Return all of the entries word for word, but omit the pictures they contain.

= = = = =

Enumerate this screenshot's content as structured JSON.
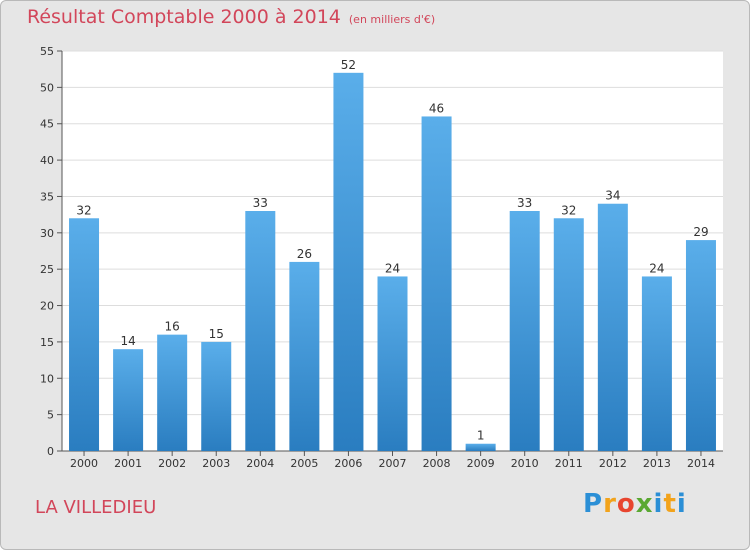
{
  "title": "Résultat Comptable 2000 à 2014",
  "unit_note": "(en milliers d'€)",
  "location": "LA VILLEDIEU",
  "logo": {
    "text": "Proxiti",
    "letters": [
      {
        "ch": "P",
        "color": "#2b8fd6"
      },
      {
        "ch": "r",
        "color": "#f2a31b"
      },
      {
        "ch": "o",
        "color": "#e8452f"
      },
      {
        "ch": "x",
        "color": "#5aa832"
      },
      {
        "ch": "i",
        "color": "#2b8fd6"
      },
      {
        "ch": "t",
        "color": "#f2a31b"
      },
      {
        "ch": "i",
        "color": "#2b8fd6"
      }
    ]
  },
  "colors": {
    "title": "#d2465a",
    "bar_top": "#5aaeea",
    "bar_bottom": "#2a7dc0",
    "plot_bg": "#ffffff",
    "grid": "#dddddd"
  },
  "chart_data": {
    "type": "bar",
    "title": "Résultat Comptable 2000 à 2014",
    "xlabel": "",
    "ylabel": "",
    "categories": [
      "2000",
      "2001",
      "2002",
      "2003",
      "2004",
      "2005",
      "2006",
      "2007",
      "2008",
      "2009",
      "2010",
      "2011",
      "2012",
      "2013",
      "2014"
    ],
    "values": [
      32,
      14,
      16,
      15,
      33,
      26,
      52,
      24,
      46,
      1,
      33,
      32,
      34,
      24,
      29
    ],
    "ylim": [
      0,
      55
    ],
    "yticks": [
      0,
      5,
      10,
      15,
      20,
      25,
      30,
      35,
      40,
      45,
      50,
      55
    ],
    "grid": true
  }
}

= = = = =

■ PROBLEM SOLUTION ■
Enumerate this screenshot's content as structured JSON.
{
  "title": "Résultat Comptable 2000 à 2014",
  "unit_note": "(en milliers d'€)",
  "location": "LA VILLEDIEU",
  "logo": {
    "text": "Proxiti",
    "letters": [
      {
        "ch": "P",
        "color": "#2b8fd6"
      },
      {
        "ch": "r",
        "color": "#f2a31b"
      },
      {
        "ch": "o",
        "color": "#e8452f"
      },
      {
        "ch": "x",
        "color": "#5aa832"
      },
      {
        "ch": "i",
        "color": "#2b8fd6"
      },
      {
        "ch": "t",
        "color": "#f2a31b"
      },
      {
        "ch": "i",
        "color": "#2b8fd6"
      }
    ]
  },
  "colors": {
    "title": "#d2465a",
    "bar_top": "#5aaeea",
    "bar_bottom": "#2a7dc0",
    "plot_bg": "#ffffff",
    "grid": "#dddddd"
  },
  "chart_data": {
    "type": "bar",
    "title": "Résultat Comptable 2000 à 2014",
    "xlabel": "",
    "ylabel": "",
    "categories": [
      "2000",
      "2001",
      "2002",
      "2003",
      "2004",
      "2005",
      "2006",
      "2007",
      "2008",
      "2009",
      "2010",
      "2011",
      "2012",
      "2013",
      "2014"
    ],
    "values": [
      32,
      14,
      16,
      15,
      33,
      26,
      52,
      24,
      46,
      1,
      33,
      32,
      34,
      24,
      29
    ],
    "ylim": [
      0,
      55
    ],
    "yticks": [
      0,
      5,
      10,
      15,
      20,
      25,
      30,
      35,
      40,
      45,
      50,
      55
    ],
    "grid": true
  }
}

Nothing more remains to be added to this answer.